● **Task details**
Without altering anything, repeat each of the records.

● **Task material**
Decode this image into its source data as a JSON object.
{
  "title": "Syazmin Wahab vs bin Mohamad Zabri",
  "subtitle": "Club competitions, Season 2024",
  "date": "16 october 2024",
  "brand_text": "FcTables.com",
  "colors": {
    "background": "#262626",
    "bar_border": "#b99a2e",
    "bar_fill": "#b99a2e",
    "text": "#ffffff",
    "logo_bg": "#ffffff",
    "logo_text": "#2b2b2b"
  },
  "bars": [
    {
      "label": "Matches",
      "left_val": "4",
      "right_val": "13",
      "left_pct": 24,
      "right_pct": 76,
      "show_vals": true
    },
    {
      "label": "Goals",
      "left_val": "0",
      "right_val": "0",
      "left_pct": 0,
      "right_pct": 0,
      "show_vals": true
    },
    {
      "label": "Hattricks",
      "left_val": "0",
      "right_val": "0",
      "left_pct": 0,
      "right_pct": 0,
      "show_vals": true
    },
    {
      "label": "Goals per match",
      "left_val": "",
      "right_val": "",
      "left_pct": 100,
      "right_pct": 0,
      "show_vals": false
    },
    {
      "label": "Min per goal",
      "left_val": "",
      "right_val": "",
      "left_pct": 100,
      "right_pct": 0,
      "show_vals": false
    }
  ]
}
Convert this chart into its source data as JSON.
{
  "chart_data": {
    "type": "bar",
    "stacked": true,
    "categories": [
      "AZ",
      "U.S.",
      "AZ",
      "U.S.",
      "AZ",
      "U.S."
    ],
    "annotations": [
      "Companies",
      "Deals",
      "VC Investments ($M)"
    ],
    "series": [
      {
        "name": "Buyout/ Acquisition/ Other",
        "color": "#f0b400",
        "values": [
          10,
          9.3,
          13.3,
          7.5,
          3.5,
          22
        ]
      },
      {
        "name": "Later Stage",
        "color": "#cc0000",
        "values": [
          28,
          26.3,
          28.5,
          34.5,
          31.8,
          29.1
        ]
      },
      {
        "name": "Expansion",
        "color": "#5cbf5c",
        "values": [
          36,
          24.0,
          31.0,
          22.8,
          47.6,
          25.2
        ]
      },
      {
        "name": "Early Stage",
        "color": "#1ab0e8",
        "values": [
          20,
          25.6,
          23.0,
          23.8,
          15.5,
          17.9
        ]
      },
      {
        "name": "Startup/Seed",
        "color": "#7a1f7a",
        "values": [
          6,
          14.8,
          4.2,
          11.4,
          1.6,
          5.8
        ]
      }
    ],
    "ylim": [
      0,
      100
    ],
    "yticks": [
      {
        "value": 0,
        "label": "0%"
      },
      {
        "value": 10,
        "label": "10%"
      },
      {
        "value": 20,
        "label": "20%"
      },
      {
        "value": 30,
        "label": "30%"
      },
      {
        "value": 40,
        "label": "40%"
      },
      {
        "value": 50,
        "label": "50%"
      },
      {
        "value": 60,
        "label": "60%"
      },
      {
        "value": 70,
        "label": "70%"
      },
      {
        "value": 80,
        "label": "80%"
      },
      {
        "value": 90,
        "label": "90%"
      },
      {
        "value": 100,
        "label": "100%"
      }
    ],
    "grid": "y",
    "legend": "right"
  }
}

● **Answer below**
Decode this image into its source data as a JSON object.
{
  "title": "Syazmin Wahab vs bin Mohamad Zabri",
  "subtitle": "Club competitions, Season 2024",
  "date": "16 october 2024",
  "brand_text": "FcTables.com",
  "colors": {
    "background": "#262626",
    "bar_border": "#b99a2e",
    "bar_fill": "#b99a2e",
    "text": "#ffffff",
    "logo_bg": "#ffffff",
    "logo_text": "#2b2b2b"
  },
  "bars": [
    {
      "label": "Matches",
      "left_val": "4",
      "right_val": "13",
      "left_pct": 24,
      "right_pct": 76,
      "show_vals": true
    },
    {
      "label": "Goals",
      "left_val": "0",
      "right_val": "0",
      "left_pct": 0,
      "right_pct": 0,
      "show_vals": true
    },
    {
      "label": "Hattricks",
      "left_val": "0",
      "right_val": "0",
      "left_pct": 0,
      "right_pct": 0,
      "show_vals": true
    },
    {
      "label": "Goals per match",
      "left_val": "",
      "right_val": "",
      "left_pct": 100,
      "right_pct": 0,
      "show_vals": false
    },
    {
      "label": "Min per goal",
      "left_val": "",
      "right_val": "",
      "left_pct": 100,
      "right_pct": 0,
      "show_vals": false
    }
  ]
}
Convert this chart into its source data as JSON.
{
  "chart_data": {
    "type": "bar",
    "stacked": true,
    "categories": [
      "AZ",
      "U.S.",
      "AZ",
      "U.S.",
      "AZ",
      "U.S."
    ],
    "annotations": [
      "Companies",
      "Deals",
      "VC Investments ($M)"
    ],
    "series": [
      {
        "name": "Buyout/ Acquisition/ Other",
        "color": "#f0b400",
        "values": [
          10,
          9.3,
          13.3,
          7.5,
          3.5,
          22
        ]
      },
      {
        "name": "Later Stage",
        "color": "#cc0000",
        "values": [
          28,
          26.3,
          28.5,
          34.5,
          31.8,
          29.1
        ]
      },
      {
        "name": "Expansion",
        "color": "#5cbf5c",
        "values": [
          36,
          24.0,
          31.0,
          22.8,
          47.6,
          25.2
        ]
      },
      {
        "name": "Early Stage",
        "color": "#1ab0e8",
        "values": [
          20,
          25.6,
          23.0,
          23.8,
          15.5,
          17.9
        ]
      },
      {
        "name": "Startup/Seed",
        "color": "#7a1f7a",
        "values": [
          6,
          14.8,
          4.2,
          11.4,
          1.6,
          5.8
        ]
      }
    ],
    "ylim": [
      0,
      100
    ],
    "yticks": [
      {
        "value": 0,
        "label": "0%"
      },
      {
        "value": 10,
        "label": "10%"
      },
      {
        "value": 20,
        "label": "20%"
      },
      {
        "value": 30,
        "label": "30%"
      },
      {
        "value": 40,
        "label": "40%"
      },
      {
        "value": 50,
        "label": "50%"
      },
      {
        "value": 60,
        "label": "60%"
      },
      {
        "value": 70,
        "label": "70%"
      },
      {
        "value": 80,
        "label": "80%"
      },
      {
        "value": 90,
        "label": "90%"
      },
      {
        "value": 100,
        "label": "100%"
      }
    ],
    "grid": "y",
    "legend": "right"
  }
}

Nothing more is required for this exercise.